▶ _Task goal_: Copy out each line featuring the string "expenditure" from the entries beneath.

____________________

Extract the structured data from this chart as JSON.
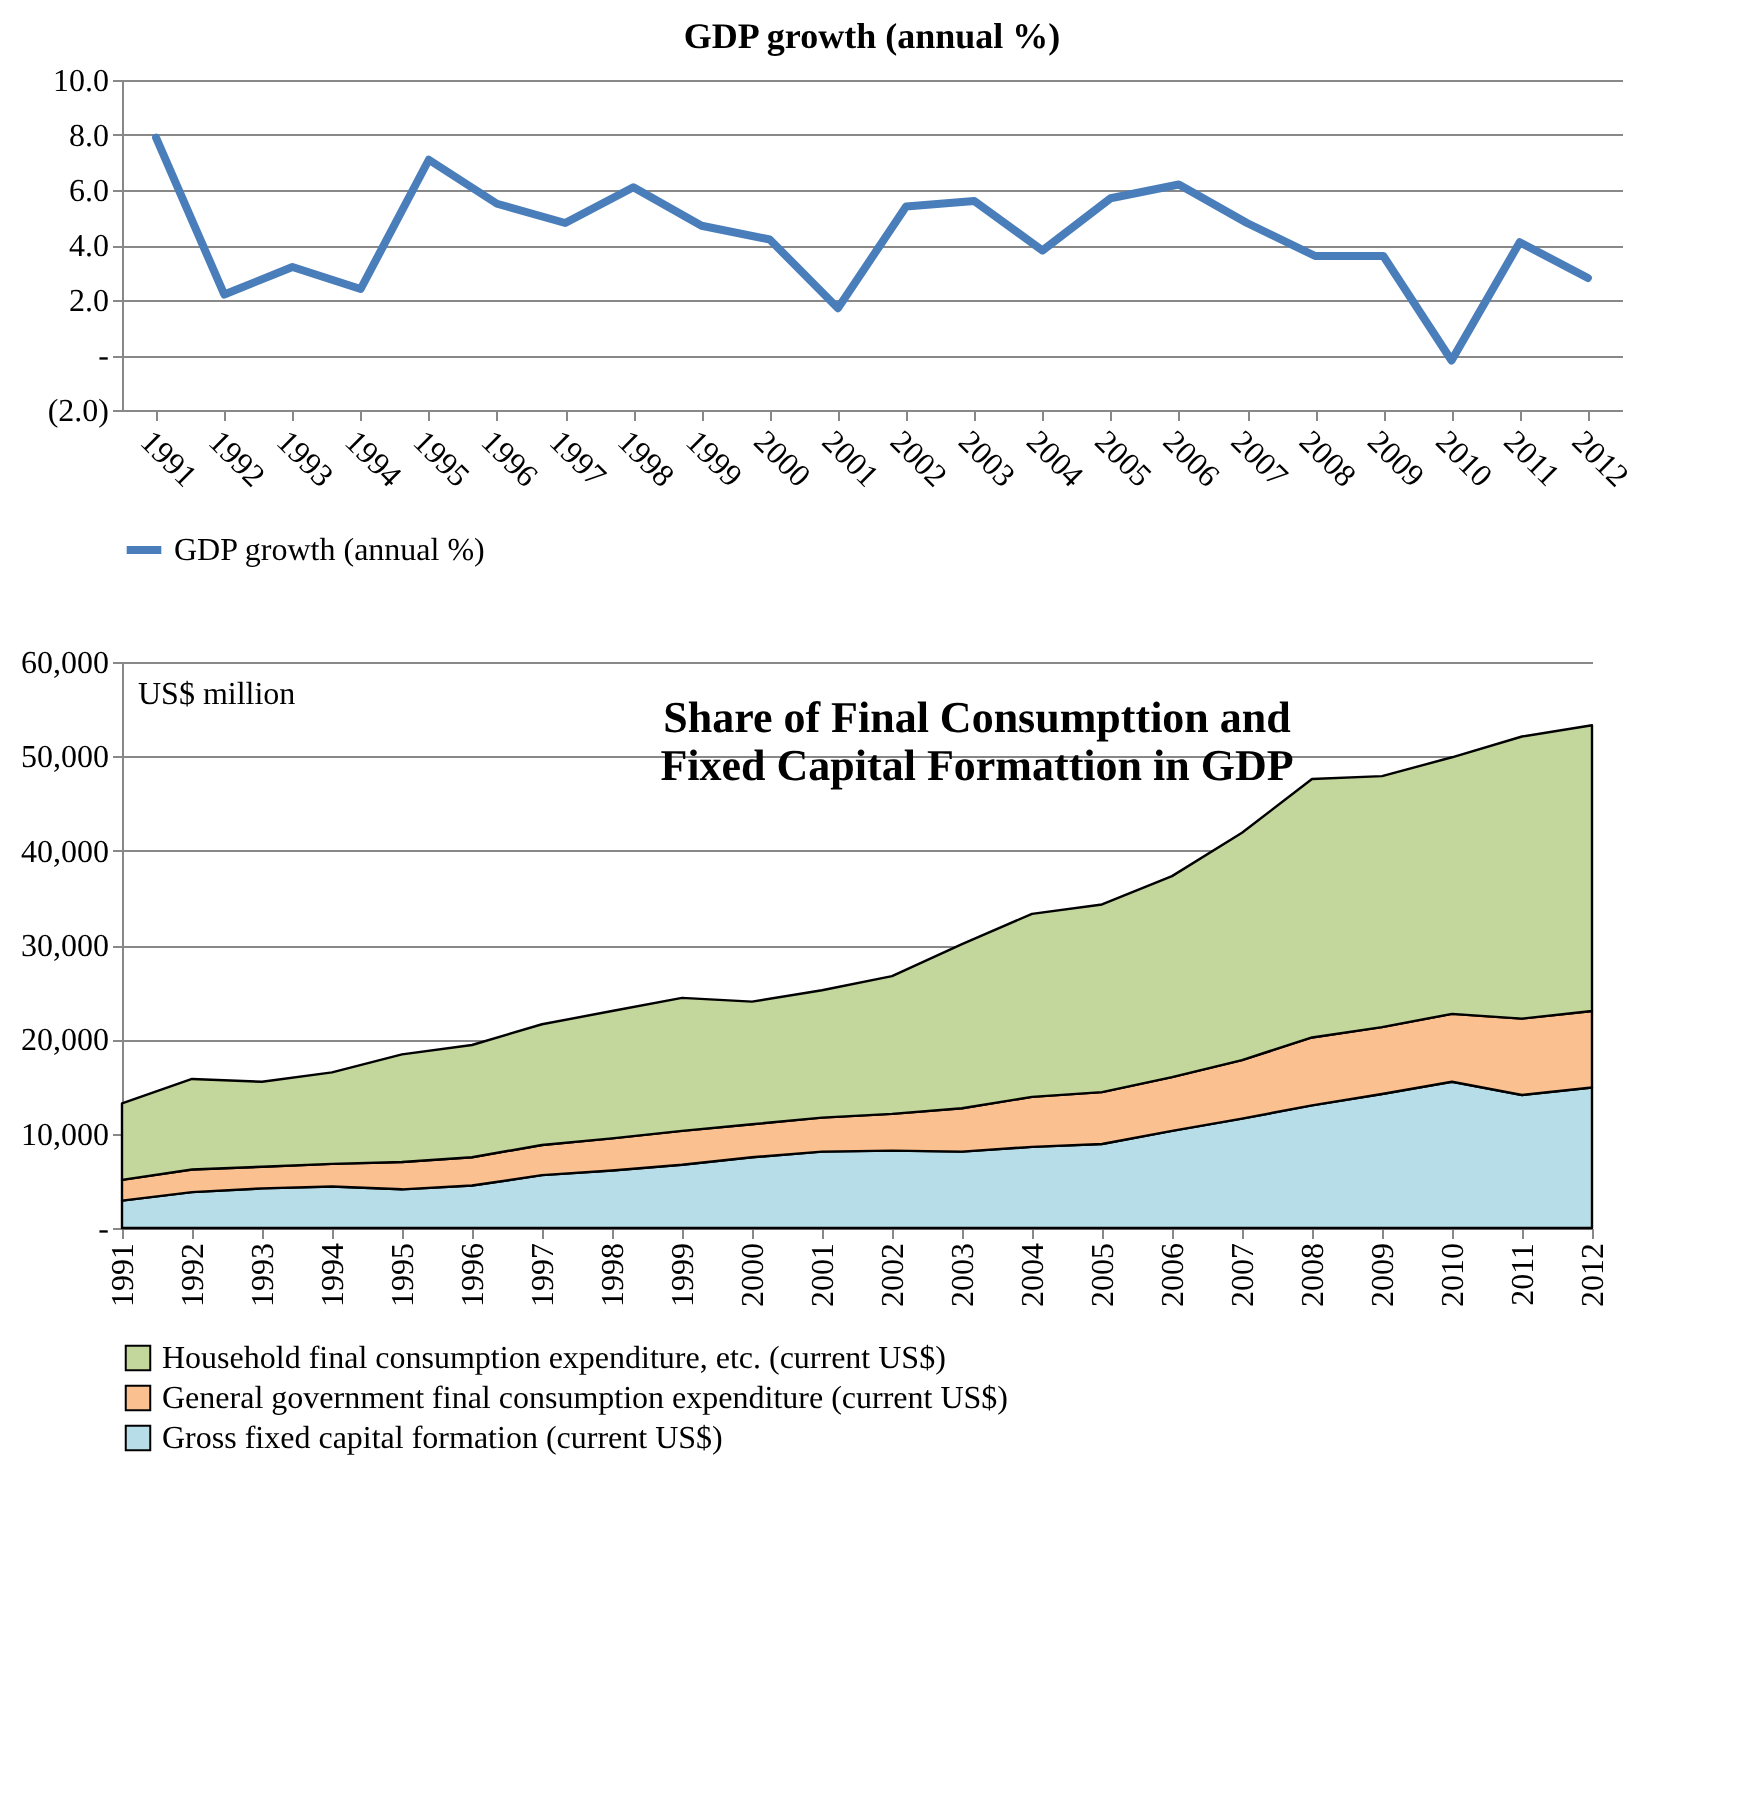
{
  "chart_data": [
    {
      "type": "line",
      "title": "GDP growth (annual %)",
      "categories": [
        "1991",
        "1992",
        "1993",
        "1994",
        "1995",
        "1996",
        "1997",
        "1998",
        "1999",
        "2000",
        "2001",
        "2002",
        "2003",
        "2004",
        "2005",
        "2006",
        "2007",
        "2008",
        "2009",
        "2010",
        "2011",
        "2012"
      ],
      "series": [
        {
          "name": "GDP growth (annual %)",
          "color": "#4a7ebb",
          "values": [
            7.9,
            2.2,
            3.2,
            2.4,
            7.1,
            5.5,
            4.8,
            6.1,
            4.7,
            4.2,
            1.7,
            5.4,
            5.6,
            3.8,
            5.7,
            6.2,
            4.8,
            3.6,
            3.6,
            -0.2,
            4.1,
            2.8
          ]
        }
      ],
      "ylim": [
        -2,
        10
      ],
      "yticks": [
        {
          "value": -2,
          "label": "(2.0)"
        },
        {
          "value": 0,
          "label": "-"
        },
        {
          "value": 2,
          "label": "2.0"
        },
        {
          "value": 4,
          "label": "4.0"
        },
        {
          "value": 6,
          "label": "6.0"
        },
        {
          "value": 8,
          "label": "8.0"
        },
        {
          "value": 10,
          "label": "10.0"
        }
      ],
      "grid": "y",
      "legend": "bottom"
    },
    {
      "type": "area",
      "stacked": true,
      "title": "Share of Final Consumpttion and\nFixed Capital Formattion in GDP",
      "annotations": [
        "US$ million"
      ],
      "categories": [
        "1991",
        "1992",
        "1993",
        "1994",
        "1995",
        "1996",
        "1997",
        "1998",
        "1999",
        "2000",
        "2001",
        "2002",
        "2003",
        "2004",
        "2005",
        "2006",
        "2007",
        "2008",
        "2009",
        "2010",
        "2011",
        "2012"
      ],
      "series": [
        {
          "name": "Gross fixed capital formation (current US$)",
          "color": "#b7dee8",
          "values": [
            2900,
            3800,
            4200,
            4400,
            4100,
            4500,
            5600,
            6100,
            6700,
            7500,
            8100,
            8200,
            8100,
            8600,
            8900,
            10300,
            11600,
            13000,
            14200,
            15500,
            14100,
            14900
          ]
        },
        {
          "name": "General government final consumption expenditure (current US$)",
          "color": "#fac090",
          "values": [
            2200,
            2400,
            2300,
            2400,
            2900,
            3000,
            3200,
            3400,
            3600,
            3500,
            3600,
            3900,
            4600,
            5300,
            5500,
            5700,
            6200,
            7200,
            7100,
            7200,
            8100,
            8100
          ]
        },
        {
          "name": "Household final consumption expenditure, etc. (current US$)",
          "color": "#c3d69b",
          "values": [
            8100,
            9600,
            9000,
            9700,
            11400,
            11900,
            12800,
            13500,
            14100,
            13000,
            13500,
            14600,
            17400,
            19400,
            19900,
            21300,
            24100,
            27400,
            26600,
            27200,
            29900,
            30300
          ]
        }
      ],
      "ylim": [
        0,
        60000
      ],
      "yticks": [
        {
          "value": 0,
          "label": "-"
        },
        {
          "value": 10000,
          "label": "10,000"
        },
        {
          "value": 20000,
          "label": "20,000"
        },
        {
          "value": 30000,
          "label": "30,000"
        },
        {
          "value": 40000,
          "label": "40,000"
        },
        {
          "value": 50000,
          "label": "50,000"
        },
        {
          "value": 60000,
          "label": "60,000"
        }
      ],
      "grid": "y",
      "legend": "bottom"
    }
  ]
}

____________________

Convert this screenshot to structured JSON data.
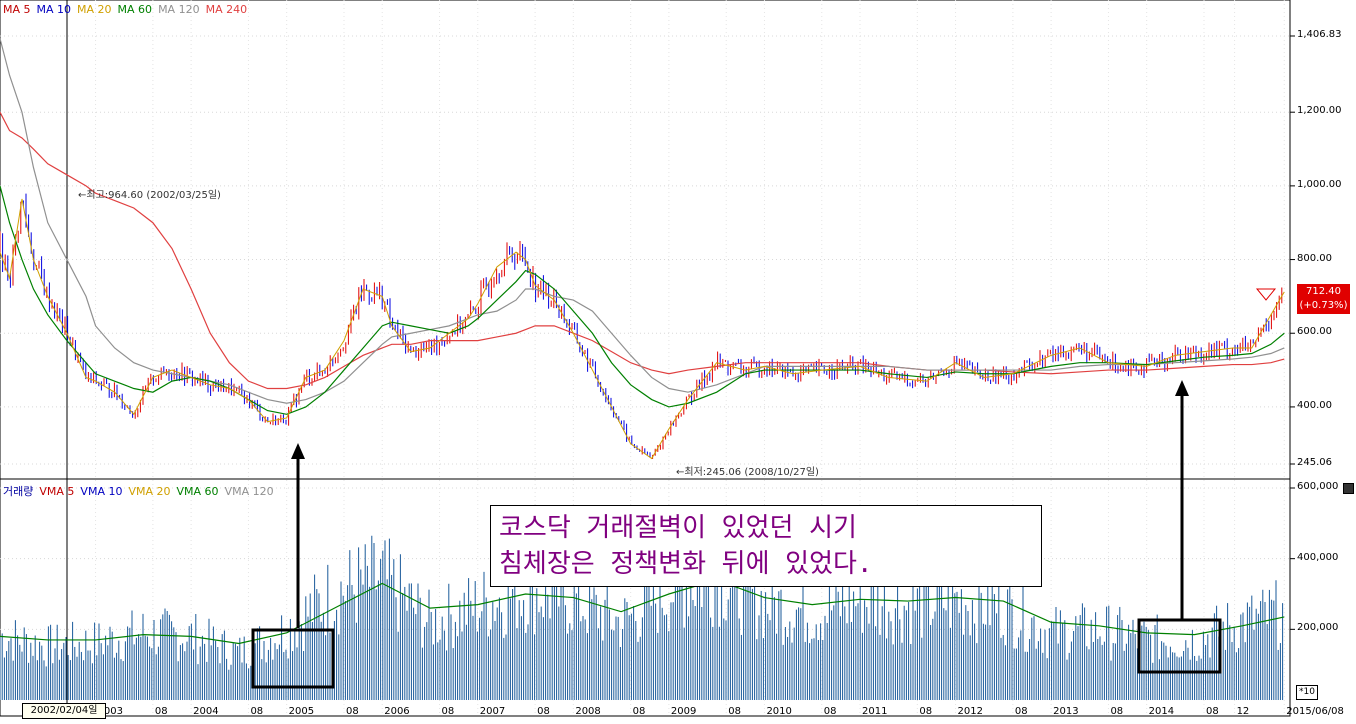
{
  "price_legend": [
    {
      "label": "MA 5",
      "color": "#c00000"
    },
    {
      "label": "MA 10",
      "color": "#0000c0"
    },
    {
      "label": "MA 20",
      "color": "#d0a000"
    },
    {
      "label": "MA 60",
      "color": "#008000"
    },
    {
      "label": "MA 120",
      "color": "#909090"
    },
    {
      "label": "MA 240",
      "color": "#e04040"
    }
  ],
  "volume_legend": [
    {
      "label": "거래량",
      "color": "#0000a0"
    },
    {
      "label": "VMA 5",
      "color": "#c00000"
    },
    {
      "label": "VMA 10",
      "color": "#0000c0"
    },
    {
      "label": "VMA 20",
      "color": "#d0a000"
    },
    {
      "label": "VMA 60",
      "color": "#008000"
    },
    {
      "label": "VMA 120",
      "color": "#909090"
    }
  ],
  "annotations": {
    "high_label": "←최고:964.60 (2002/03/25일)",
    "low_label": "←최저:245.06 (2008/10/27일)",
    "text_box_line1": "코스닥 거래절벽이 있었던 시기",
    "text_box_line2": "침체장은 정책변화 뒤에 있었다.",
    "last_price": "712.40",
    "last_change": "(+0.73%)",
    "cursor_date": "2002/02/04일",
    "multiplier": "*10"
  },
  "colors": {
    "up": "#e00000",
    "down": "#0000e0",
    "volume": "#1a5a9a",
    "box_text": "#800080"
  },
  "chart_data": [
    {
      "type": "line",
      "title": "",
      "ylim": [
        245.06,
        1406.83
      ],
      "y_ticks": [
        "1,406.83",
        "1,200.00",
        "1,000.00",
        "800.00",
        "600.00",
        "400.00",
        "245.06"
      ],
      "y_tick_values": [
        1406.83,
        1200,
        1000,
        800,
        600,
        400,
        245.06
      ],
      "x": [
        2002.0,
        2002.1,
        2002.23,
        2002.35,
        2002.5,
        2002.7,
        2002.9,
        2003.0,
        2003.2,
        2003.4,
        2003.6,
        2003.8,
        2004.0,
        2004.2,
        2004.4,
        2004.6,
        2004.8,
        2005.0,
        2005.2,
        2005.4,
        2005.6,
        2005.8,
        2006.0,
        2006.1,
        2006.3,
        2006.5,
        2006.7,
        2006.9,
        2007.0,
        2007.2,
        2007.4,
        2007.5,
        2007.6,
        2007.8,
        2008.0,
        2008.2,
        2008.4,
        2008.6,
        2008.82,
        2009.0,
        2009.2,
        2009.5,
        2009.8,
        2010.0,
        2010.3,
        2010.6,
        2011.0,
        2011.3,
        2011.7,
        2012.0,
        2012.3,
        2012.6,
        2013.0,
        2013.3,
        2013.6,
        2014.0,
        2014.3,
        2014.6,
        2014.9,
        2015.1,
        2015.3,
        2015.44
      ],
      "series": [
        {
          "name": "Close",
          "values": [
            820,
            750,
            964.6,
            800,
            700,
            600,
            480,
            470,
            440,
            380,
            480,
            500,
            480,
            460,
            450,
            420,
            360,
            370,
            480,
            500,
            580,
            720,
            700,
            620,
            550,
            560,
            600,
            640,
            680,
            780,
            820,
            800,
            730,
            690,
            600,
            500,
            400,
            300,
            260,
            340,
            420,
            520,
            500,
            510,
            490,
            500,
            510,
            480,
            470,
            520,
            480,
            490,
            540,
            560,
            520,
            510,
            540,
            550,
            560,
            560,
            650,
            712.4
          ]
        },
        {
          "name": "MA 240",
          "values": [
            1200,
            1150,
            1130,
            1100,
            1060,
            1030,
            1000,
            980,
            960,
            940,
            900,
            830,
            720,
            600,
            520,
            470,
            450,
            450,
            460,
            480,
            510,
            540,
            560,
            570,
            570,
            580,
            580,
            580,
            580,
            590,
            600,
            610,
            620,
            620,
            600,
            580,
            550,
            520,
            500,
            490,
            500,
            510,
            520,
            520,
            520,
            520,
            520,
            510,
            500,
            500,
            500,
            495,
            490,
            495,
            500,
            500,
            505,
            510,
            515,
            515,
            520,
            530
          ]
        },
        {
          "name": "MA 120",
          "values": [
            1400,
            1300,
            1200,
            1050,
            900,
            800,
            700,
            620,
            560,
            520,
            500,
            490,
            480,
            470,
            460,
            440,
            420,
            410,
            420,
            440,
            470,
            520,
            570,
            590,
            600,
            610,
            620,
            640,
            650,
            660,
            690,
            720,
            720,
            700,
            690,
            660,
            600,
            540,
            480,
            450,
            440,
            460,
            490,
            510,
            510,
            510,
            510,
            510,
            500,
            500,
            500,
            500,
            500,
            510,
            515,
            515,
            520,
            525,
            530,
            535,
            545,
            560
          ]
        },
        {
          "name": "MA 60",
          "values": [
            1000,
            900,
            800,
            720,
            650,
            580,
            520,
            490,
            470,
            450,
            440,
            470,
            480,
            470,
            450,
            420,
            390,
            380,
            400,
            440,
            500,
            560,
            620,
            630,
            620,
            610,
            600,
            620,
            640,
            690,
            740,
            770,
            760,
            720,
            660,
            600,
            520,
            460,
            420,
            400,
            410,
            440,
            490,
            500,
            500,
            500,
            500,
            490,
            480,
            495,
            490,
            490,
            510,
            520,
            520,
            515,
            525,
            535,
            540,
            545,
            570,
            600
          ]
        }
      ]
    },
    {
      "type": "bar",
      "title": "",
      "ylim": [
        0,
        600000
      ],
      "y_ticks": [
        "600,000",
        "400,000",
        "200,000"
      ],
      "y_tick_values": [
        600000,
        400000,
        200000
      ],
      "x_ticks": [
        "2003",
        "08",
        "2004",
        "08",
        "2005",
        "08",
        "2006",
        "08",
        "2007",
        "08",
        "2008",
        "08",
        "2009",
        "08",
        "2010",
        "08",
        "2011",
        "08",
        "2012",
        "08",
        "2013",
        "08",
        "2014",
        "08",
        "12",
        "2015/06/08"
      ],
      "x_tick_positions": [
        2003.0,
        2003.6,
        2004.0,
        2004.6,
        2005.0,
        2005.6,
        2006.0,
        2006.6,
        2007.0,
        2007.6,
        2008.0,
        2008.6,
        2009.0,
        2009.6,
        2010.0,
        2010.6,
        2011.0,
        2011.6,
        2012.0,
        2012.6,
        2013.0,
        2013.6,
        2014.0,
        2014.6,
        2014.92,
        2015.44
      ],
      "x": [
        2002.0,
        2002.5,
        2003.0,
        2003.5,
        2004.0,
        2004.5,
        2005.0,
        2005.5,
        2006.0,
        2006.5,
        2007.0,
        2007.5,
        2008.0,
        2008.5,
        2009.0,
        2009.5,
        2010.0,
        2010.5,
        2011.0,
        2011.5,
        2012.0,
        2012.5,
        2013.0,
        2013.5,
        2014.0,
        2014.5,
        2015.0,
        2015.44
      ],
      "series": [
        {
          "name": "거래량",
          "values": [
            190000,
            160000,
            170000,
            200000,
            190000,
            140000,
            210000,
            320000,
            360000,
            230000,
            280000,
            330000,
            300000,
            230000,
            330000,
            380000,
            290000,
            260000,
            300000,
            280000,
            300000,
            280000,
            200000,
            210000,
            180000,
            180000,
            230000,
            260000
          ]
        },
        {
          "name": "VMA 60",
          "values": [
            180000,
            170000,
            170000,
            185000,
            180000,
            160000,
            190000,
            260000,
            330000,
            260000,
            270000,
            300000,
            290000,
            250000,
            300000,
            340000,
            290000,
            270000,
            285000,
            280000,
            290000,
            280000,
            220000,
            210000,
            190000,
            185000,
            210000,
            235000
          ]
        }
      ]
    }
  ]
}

____________________

▶ _Result below_:
          "name": "General government final consumption expenditure (current US$)",
          "name": "Household final consumption expenditure, etc. (current US$)",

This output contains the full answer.